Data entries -
□ □ □ □ □ □ □

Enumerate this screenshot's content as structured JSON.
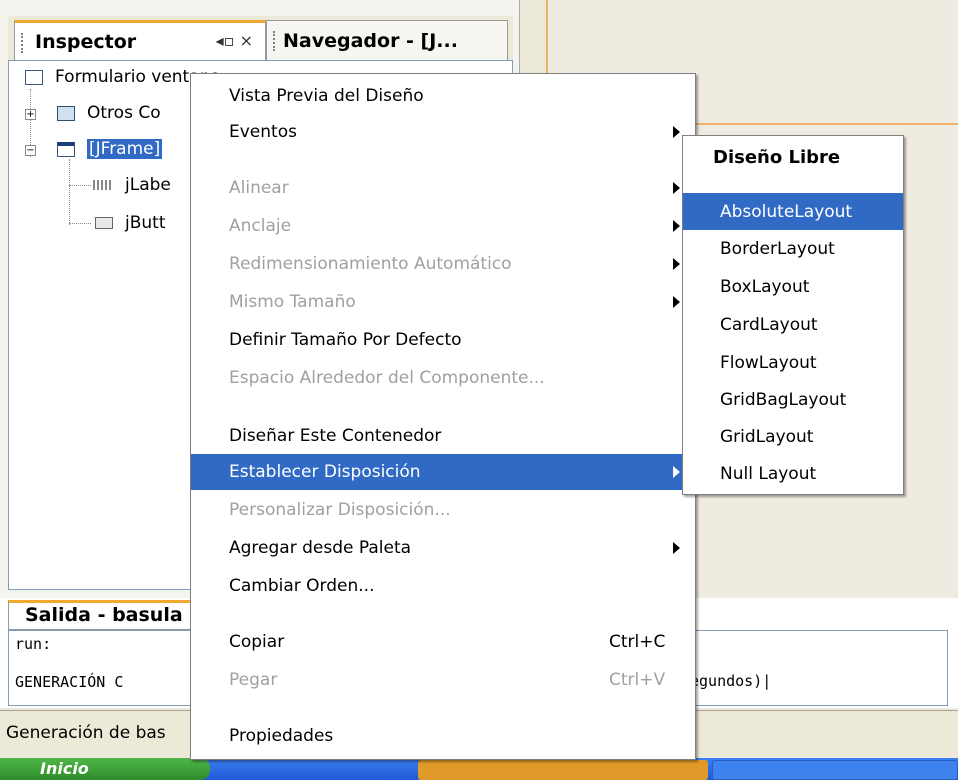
{
  "inspector": {
    "tab_label": "Inspector",
    "tab_controls": "◂▫ ×",
    "navigator_tab_label": "Navegador - [J...",
    "tree": [
      {
        "label": "Formulario ventana"
      },
      {
        "label": "Otros Co"
      },
      {
        "label": "[JFrame]"
      },
      {
        "label": "jLabe"
      },
      {
        "label": "jButt"
      }
    ]
  },
  "context_menu": {
    "items": [
      {
        "label": "Vista Previa del Diseño",
        "enabled": true
      },
      {
        "label": "Eventos",
        "enabled": true,
        "submenu": true
      },
      {
        "label": "Alinear",
        "enabled": false,
        "submenu": true
      },
      {
        "label": "Anclaje",
        "enabled": false,
        "submenu": true
      },
      {
        "label": "Redimensionamiento Automático",
        "enabled": false,
        "submenu": true
      },
      {
        "label": "Mismo Tamaño",
        "enabled": false,
        "submenu": true
      },
      {
        "label": "Definir Tamaño Por Defecto",
        "enabled": true
      },
      {
        "label": "Espacio Alrededor del Componente...",
        "enabled": false
      },
      {
        "label": "Diseñar Este Contenedor",
        "enabled": true
      },
      {
        "label": "Establecer Disposición",
        "enabled": true,
        "submenu": true,
        "highlighted": true
      },
      {
        "label": "Personalizar Disposición...",
        "enabled": false
      },
      {
        "label": "Agregar desde Paleta",
        "enabled": true,
        "submenu": true
      },
      {
        "label": "Cambiar Orden...",
        "enabled": true
      },
      {
        "label": "Copiar",
        "shortcut": "Ctrl+C",
        "enabled": true
      },
      {
        "label": "Pegar",
        "shortcut": "Ctrl+V",
        "enabled": false
      },
      {
        "label": "Propiedades",
        "enabled": true
      }
    ]
  },
  "layout_submenu": {
    "header": "Diseño Libre",
    "items": [
      {
        "label": "AbsoluteLayout",
        "highlighted": true
      },
      {
        "label": "BorderLayout"
      },
      {
        "label": "BoxLayout"
      },
      {
        "label": "CardLayout"
      },
      {
        "label": "FlowLayout"
      },
      {
        "label": "GridBagLayout"
      },
      {
        "label": "GridLayout"
      },
      {
        "label": "Null Layout"
      }
    ]
  },
  "output": {
    "tab_label": "Salida - basula",
    "line1": "run:",
    "line2_start": "GENERACIÓN C",
    "line2_end": "egundos)|"
  },
  "status": {
    "text": "Generación de bas"
  },
  "taskbar": {
    "start_label": "Inicio"
  },
  "colors": {
    "selection": "#316ac5",
    "disabled_text": "#a0a0a0",
    "tab_accent": "#f1a832"
  }
}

□ □ □ □ □ □ □

Each record above should come back exactly the same, only without its pictures.

Written response -
Enumerate this screenshot's content as structured JSON.
{
  "inspector": {
    "tab_label": "Inspector",
    "tab_controls": "◂▫ ×",
    "navigator_tab_label": "Navegador - [J...",
    "tree": [
      {
        "label": "Formulario ventana"
      },
      {
        "label": "Otros Co"
      },
      {
        "label": "[JFrame]"
      },
      {
        "label": "jLabe"
      },
      {
        "label": "jButt"
      }
    ]
  },
  "context_menu": {
    "items": [
      {
        "label": "Vista Previa del Diseño",
        "enabled": true
      },
      {
        "label": "Eventos",
        "enabled": true,
        "submenu": true
      },
      {
        "label": "Alinear",
        "enabled": false,
        "submenu": true
      },
      {
        "label": "Anclaje",
        "enabled": false,
        "submenu": true
      },
      {
        "label": "Redimensionamiento Automático",
        "enabled": false,
        "submenu": true
      },
      {
        "label": "Mismo Tamaño",
        "enabled": false,
        "submenu": true
      },
      {
        "label": "Definir Tamaño Por Defecto",
        "enabled": true
      },
      {
        "label": "Espacio Alrededor del Componente...",
        "enabled": false
      },
      {
        "label": "Diseñar Este Contenedor",
        "enabled": true
      },
      {
        "label": "Establecer Disposición",
        "enabled": true,
        "submenu": true,
        "highlighted": true
      },
      {
        "label": "Personalizar Disposición...",
        "enabled": false
      },
      {
        "label": "Agregar desde Paleta",
        "enabled": true,
        "submenu": true
      },
      {
        "label": "Cambiar Orden...",
        "enabled": true
      },
      {
        "label": "Copiar",
        "shortcut": "Ctrl+C",
        "enabled": true
      },
      {
        "label": "Pegar",
        "shortcut": "Ctrl+V",
        "enabled": false
      },
      {
        "label": "Propiedades",
        "enabled": true
      }
    ]
  },
  "layout_submenu": {
    "header": "Diseño Libre",
    "items": [
      {
        "label": "AbsoluteLayout",
        "highlighted": true
      },
      {
        "label": "BorderLayout"
      },
      {
        "label": "BoxLayout"
      },
      {
        "label": "CardLayout"
      },
      {
        "label": "FlowLayout"
      },
      {
        "label": "GridBagLayout"
      },
      {
        "label": "GridLayout"
      },
      {
        "label": "Null Layout"
      }
    ]
  },
  "output": {
    "tab_label": "Salida - basula",
    "line1": "run:",
    "line2_start": "GENERACIÓN C",
    "line2_end": "egundos)|"
  },
  "status": {
    "text": "Generación de bas"
  },
  "taskbar": {
    "start_label": "Inicio"
  },
  "colors": {
    "selection": "#316ac5",
    "disabled_text": "#a0a0a0",
    "tab_accent": "#f1a832"
  }
}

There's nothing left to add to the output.